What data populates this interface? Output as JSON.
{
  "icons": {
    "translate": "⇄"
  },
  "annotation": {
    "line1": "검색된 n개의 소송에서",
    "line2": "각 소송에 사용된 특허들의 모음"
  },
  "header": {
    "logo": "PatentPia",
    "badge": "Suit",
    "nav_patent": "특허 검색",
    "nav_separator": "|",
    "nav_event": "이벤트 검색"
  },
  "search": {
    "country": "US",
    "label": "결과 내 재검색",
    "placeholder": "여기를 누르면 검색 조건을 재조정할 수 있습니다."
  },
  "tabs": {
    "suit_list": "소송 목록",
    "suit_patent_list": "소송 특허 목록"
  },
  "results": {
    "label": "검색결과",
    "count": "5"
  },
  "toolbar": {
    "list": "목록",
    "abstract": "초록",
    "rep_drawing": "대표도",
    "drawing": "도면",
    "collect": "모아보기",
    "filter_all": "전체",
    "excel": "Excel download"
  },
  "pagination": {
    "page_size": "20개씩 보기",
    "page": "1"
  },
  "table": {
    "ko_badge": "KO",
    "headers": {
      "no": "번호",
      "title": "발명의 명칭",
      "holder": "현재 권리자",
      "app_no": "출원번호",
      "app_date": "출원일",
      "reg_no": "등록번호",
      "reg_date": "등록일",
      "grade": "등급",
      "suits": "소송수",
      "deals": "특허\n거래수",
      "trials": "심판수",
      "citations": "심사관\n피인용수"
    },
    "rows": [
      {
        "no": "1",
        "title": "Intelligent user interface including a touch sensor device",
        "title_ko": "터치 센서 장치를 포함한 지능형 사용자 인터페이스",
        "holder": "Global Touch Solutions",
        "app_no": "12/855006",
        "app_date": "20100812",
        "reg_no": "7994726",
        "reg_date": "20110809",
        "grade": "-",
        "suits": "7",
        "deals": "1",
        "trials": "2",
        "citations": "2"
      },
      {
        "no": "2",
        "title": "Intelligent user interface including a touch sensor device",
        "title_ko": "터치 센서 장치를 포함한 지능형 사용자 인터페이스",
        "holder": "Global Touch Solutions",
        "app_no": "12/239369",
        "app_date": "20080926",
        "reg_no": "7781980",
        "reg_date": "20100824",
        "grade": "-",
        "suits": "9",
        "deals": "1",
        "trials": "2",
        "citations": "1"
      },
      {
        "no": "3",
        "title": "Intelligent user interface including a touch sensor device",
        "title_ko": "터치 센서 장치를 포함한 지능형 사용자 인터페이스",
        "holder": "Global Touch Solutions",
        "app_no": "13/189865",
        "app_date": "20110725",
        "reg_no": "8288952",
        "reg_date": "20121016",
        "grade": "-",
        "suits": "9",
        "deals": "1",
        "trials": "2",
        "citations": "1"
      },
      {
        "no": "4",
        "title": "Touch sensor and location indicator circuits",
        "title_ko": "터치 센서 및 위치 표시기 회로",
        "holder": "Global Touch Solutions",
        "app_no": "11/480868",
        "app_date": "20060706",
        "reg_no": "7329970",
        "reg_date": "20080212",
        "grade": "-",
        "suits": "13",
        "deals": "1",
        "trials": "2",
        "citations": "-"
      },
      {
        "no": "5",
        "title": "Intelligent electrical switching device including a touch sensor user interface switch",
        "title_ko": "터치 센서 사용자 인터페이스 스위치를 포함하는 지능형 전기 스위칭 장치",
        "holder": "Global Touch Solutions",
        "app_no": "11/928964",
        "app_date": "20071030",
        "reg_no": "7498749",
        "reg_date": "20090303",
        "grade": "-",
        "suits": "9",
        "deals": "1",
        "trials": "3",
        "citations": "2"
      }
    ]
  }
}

# [WHAT TO DO]
Copy out each line exactly.

# [RESULT OF THE EXERCISE]
What data populates this interface? Output as JSON.
{
  "icons": {
    "translate": "⇄"
  },
  "annotation": {
    "line1": "검색된 n개의 소송에서",
    "line2": "각 소송에 사용된 특허들의 모음"
  },
  "header": {
    "logo": "PatentPia",
    "badge": "Suit",
    "nav_patent": "특허 검색",
    "nav_separator": "|",
    "nav_event": "이벤트 검색"
  },
  "search": {
    "country": "US",
    "label": "결과 내 재검색",
    "placeholder": "여기를 누르면 검색 조건을 재조정할 수 있습니다."
  },
  "tabs": {
    "suit_list": "소송 목록",
    "suit_patent_list": "소송 특허 목록"
  },
  "results": {
    "label": "검색결과",
    "count": "5"
  },
  "toolbar": {
    "list": "목록",
    "abstract": "초록",
    "rep_drawing": "대표도",
    "drawing": "도면",
    "collect": "모아보기",
    "filter_all": "전체",
    "excel": "Excel download"
  },
  "pagination": {
    "page_size": "20개씩 보기",
    "page": "1"
  },
  "table": {
    "ko_badge": "KO",
    "headers": {
      "no": "번호",
      "title": "발명의 명칭",
      "holder": "현재 권리자",
      "app_no": "출원번호",
      "app_date": "출원일",
      "reg_no": "등록번호",
      "reg_date": "등록일",
      "grade": "등급",
      "suits": "소송수",
      "deals": "특허\n거래수",
      "trials": "심판수",
      "citations": "심사관\n피인용수"
    },
    "rows": [
      {
        "no": "1",
        "title": "Intelligent user interface including a touch sensor device",
        "title_ko": "터치 센서 장치를 포함한 지능형 사용자 인터페이스",
        "holder": "Global Touch Solutions",
        "app_no": "12/855006",
        "app_date": "20100812",
        "reg_no": "7994726",
        "reg_date": "20110809",
        "grade": "-",
        "suits": "7",
        "deals": "1",
        "trials": "2",
        "citations": "2"
      },
      {
        "no": "2",
        "title": "Intelligent user interface including a touch sensor device",
        "title_ko": "터치 센서 장치를 포함한 지능형 사용자 인터페이스",
        "holder": "Global Touch Solutions",
        "app_no": "12/239369",
        "app_date": "20080926",
        "reg_no": "7781980",
        "reg_date": "20100824",
        "grade": "-",
        "suits": "9",
        "deals": "1",
        "trials": "2",
        "citations": "1"
      },
      {
        "no": "3",
        "title": "Intelligent user interface including a touch sensor device",
        "title_ko": "터치 센서 장치를 포함한 지능형 사용자 인터페이스",
        "holder": "Global Touch Solutions",
        "app_no": "13/189865",
        "app_date": "20110725",
        "reg_no": "8288952",
        "reg_date": "20121016",
        "grade": "-",
        "suits": "9",
        "deals": "1",
        "trials": "2",
        "citations": "1"
      },
      {
        "no": "4",
        "title": "Touch sensor and location indicator circuits",
        "title_ko": "터치 센서 및 위치 표시기 회로",
        "holder": "Global Touch Solutions",
        "app_no": "11/480868",
        "app_date": "20060706",
        "reg_no": "7329970",
        "reg_date": "20080212",
        "grade": "-",
        "suits": "13",
        "deals": "1",
        "trials": "2",
        "citations": "-"
      },
      {
        "no": "5",
        "title": "Intelligent electrical switching device including a touch sensor user interface switch",
        "title_ko": "터치 센서 사용자 인터페이스 스위치를 포함하는 지능형 전기 스위칭 장치",
        "holder": "Global Touch Solutions",
        "app_no": "11/928964",
        "app_date": "20071030",
        "reg_no": "7498749",
        "reg_date": "20090303",
        "grade": "-",
        "suits": "9",
        "deals": "1",
        "trials": "3",
        "citations": "2"
      }
    ]
  }
}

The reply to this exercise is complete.